> _Written problem_
Carry none of the pictures over; set down the material below exactly.

═════ Dataset ═════

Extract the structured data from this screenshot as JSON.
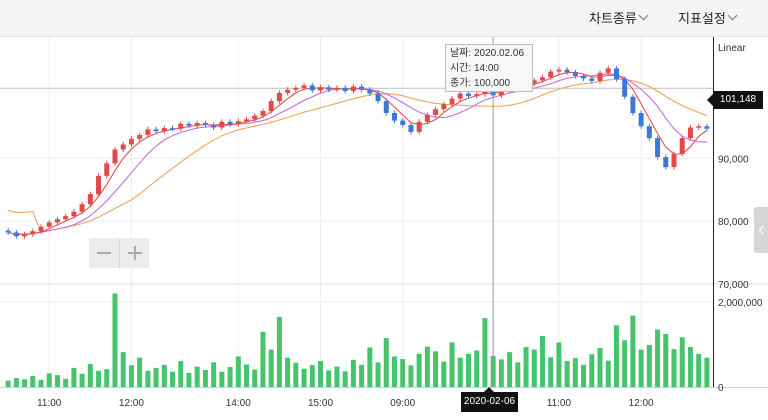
{
  "toolbar": {
    "chart_type": "차트종류",
    "indicator": "지표설정"
  },
  "scale_label": "Linear",
  "tooltip": {
    "date": "날짜: 2020.02.06",
    "time": "시간: 14:00",
    "close": "종가: 100,000"
  },
  "current_price": "101,148",
  "crosshair_date": "2020-02-06",
  "colors": {
    "up": "#e24a4a",
    "down": "#3a79d8",
    "ma_short": "#e8504f",
    "ma_mid": "#c66fe0",
    "ma_long": "#f2a35d",
    "volume": "#46c46c",
    "grid": "#eeeeee",
    "ma_alt": "#6cc36c"
  },
  "chart_data": {
    "type": "candlestick",
    "price_axis": {
      "ticks": [
        70000,
        80000,
        90000
      ],
      "tick_labels": [
        "70,000",
        "80,000",
        "90,000"
      ],
      "ylim": [
        70000,
        108500
      ]
    },
    "volume_axis": {
      "ticks": [
        0,
        2000000
      ],
      "tick_labels": [
        "0",
        "2,000,000"
      ],
      "ylim": [
        0,
        2000000
      ]
    },
    "x_labels": [
      "11:00",
      "12:00",
      "14:00",
      "15:00",
      "09:00",
      "2020-02-06",
      "11:00",
      "12:00"
    ],
    "x_label_index": [
      5,
      15,
      28,
      38,
      48,
      59,
      67,
      77
    ],
    "crosshair_index": 59,
    "closes": [
      78200,
      77600,
      77900,
      78400,
      79100,
      79800,
      80300,
      80800,
      81500,
      82700,
      84300,
      87200,
      89200,
      91400,
      92200,
      93100,
      93700,
      94600,
      94300,
      94800,
      94700,
      95500,
      95200,
      95600,
      95300,
      94900,
      95800,
      95400,
      95900,
      96200,
      96800,
      97500,
      99100,
      100400,
      100900,
      101200,
      101600,
      100800,
      101300,
      100900,
      101200,
      100700,
      101400,
      100900,
      100300,
      99100,
      97200,
      96000,
      95300,
      94200,
      95800,
      96900,
      97800,
      98600,
      99500,
      100300,
      99900,
      100200,
      101100,
      100000,
      100800,
      101300,
      101600,
      101900,
      102400,
      102900,
      103800,
      104100,
      103700,
      103100,
      102700,
      102300,
      103600,
      104300,
      102600,
      99800,
      97200,
      95100,
      93200,
      90200,
      88600,
      90700,
      93200,
      94900,
      95100,
      94700
    ],
    "volumes": [
      150000,
      210000,
      180000,
      260000,
      170000,
      320000,
      280000,
      190000,
      450000,
      310000,
      540000,
      380000,
      420000,
      2200000,
      820000,
      510000,
      690000,
      380000,
      450000,
      520000,
      360000,
      610000,
      330000,
      480000,
      400000,
      580000,
      360000,
      470000,
      720000,
      530000,
      410000,
      1300000,
      880000,
      1650000,
      690000,
      570000,
      430000,
      520000,
      610000,
      390000,
      480000,
      370000,
      640000,
      520000,
      930000,
      580000,
      1150000,
      720000,
      660000,
      510000,
      780000,
      950000,
      840000,
      600000,
      1050000,
      690000,
      780000,
      860000,
      1620000,
      730000,
      650000,
      820000,
      580000,
      940000,
      880000,
      1200000,
      700000,
      1050000,
      610000,
      680000,
      520000,
      770000,
      920000,
      620000,
      1450000,
      1100000,
      1680000,
      880000,
      990000,
      1350000,
      1250000,
      890000,
      1170000,
      940000,
      780000,
      690000
    ]
  }
}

═════

> _Answer below_
Extract the structured data from this screenshot as JSON.
{
  "toolbar": {
    "chart_type": "차트종류",
    "indicator": "지표설정"
  },
  "scale_label": "Linear",
  "tooltip": {
    "date": "날짜: 2020.02.06",
    "time": "시간: 14:00",
    "close": "종가: 100,000"
  },
  "current_price": "101,148",
  "crosshair_date": "2020-02-06",
  "colors": {
    "up": "#e24a4a",
    "down": "#3a79d8",
    "ma_short": "#e8504f",
    "ma_mid": "#c66fe0",
    "ma_long": "#f2a35d",
    "volume": "#46c46c",
    "grid": "#eeeeee",
    "ma_alt": "#6cc36c"
  },
  "chart_data": {
    "type": "candlestick",
    "price_axis": {
      "ticks": [
        70000,
        80000,
        90000
      ],
      "tick_labels": [
        "70,000",
        "80,000",
        "90,000"
      ],
      "ylim": [
        70000,
        108500
      ]
    },
    "volume_axis": {
      "ticks": [
        0,
        2000000
      ],
      "tick_labels": [
        "0",
        "2,000,000"
      ],
      "ylim": [
        0,
        2000000
      ]
    },
    "x_labels": [
      "11:00",
      "12:00",
      "14:00",
      "15:00",
      "09:00",
      "2020-02-06",
      "11:00",
      "12:00"
    ],
    "x_label_index": [
      5,
      15,
      28,
      38,
      48,
      59,
      67,
      77
    ],
    "crosshair_index": 59,
    "closes": [
      78200,
      77600,
      77900,
      78400,
      79100,
      79800,
      80300,
      80800,
      81500,
      82700,
      84300,
      87200,
      89200,
      91400,
      92200,
      93100,
      93700,
      94600,
      94300,
      94800,
      94700,
      95500,
      95200,
      95600,
      95300,
      94900,
      95800,
      95400,
      95900,
      96200,
      96800,
      97500,
      99100,
      100400,
      100900,
      101200,
      101600,
      100800,
      101300,
      100900,
      101200,
      100700,
      101400,
      100900,
      100300,
      99100,
      97200,
      96000,
      95300,
      94200,
      95800,
      96900,
      97800,
      98600,
      99500,
      100300,
      99900,
      100200,
      101100,
      100000,
      100800,
      101300,
      101600,
      101900,
      102400,
      102900,
      103800,
      104100,
      103700,
      103100,
      102700,
      102300,
      103600,
      104300,
      102600,
      99800,
      97200,
      95100,
      93200,
      90200,
      88600,
      90700,
      93200,
      94900,
      95100,
      94700
    ],
    "volumes": [
      150000,
      210000,
      180000,
      260000,
      170000,
      320000,
      280000,
      190000,
      450000,
      310000,
      540000,
      380000,
      420000,
      2200000,
      820000,
      510000,
      690000,
      380000,
      450000,
      520000,
      360000,
      610000,
      330000,
      480000,
      400000,
      580000,
      360000,
      470000,
      720000,
      530000,
      410000,
      1300000,
      880000,
      1650000,
      690000,
      570000,
      430000,
      520000,
      610000,
      390000,
      480000,
      370000,
      640000,
      520000,
      930000,
      580000,
      1150000,
      720000,
      660000,
      510000,
      780000,
      950000,
      840000,
      600000,
      1050000,
      690000,
      780000,
      860000,
      1620000,
      730000,
      650000,
      820000,
      580000,
      940000,
      880000,
      1200000,
      700000,
      1050000,
      610000,
      680000,
      520000,
      770000,
      920000,
      620000,
      1450000,
      1100000,
      1680000,
      880000,
      990000,
      1350000,
      1250000,
      890000,
      1170000,
      940000,
      780000,
      690000
    ]
  }
}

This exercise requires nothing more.